Instruksi Tertulis 1. Tulis ulang tanpa mengubah satu kata pun bagian berita tentang Lukas Enembe, mulai dari "NUSANTARANEWS.CO, Jakarta –" sampai "Pilkada 2018 mendatang.".
Instruksi Tertulis 2. Dalam berita tentang Lukas Enembe, anggaran beasiswa itu diduga tidak dipakai sesuai peruntukannya pada tahun anggaran berapa?

Teks Kutipan.
================================
NUSANTARANEWS.CO, Jakarta – Gubernur Papua Lukas Enembe kini tengah dihadapkan dengan perkara hukum menyusul dugaan korupsi dalam penggunaan anggaran pendidikan berupa beasiswa untuk mahasiswa di Papua. Anggaran itu diduga tidak digunakan sesuai peruntukannya dalam tahun anggaran 2016.
Pada Selasa (22/8), penyidik Direktorat Tindakn Pidana Korupsi Bareskrim Polri menjadwalkan pemeriksaan Lukas Enembe. Diketahui, Lukas Enembe tidak memenuhi undangan Bareskrim Polri yang bermaksud meminta keterangan darinya dalam kasus tersebut.
Praktisi hukum pemilu, Laode M. Rusliadi Suhi mengatakan, diperiksanya Lukas Enembe dalam kasus dugaan korupsi beasiswa ini membuat karir politik Gubernur Papua terhambat. Apalagi, kata dia, Lukas Enembe akan maju lagi dalam bursa Calon Gubernur Papua untuk Pilkada 2018 mendatang.
================================
Data Terkumpul.
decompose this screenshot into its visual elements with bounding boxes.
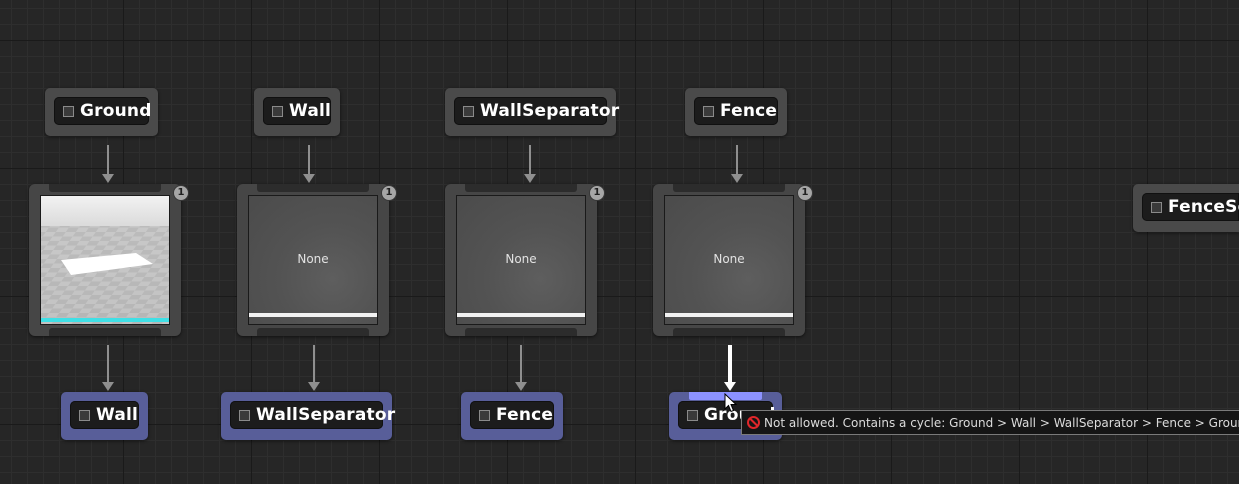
================================
Hasil Tugas 1.
NUSANTARANEWS.CO, Jakarta – Gubernur Papua Lukas Enembe kini tengah dihadapkan dengan perkara hukum menyusul dugaan korupsi dalam penggunaan anggaran pendidikan berupa beasiswa untuk mahasiswa di Papua. Anggaran itu diduga tidak digunakan sesuai peruntukannya dalam tahun anggaran 2016.
Pada Selasa (22/8), penyidik Direktorat Tindakn Pidana Korupsi Bareskrim Polri menjadwalkan pemeriksaan Lukas Enembe. Diketahui, Lukas Enembe tidak memenuhi undangan Bareskrim Polri yang bermaksud meminta keterangan darinya dalam kasus tersebut.
Praktisi hukum pemilu, Laode M. Rusliadi Suhi mengatakan, diperiksanya Lukas Enembe dalam kasus dugaan korupsi beasiswa ini membuat karir politik Gubernur Papua terhambat. Apalagi, kata dia, Lukas Enembe akan maju lagi dalam bursa Calon Gubernur Papua untuk Pilkada 2018 mendatang.

Hasil Tugas 2. Tahun anggaran 2016.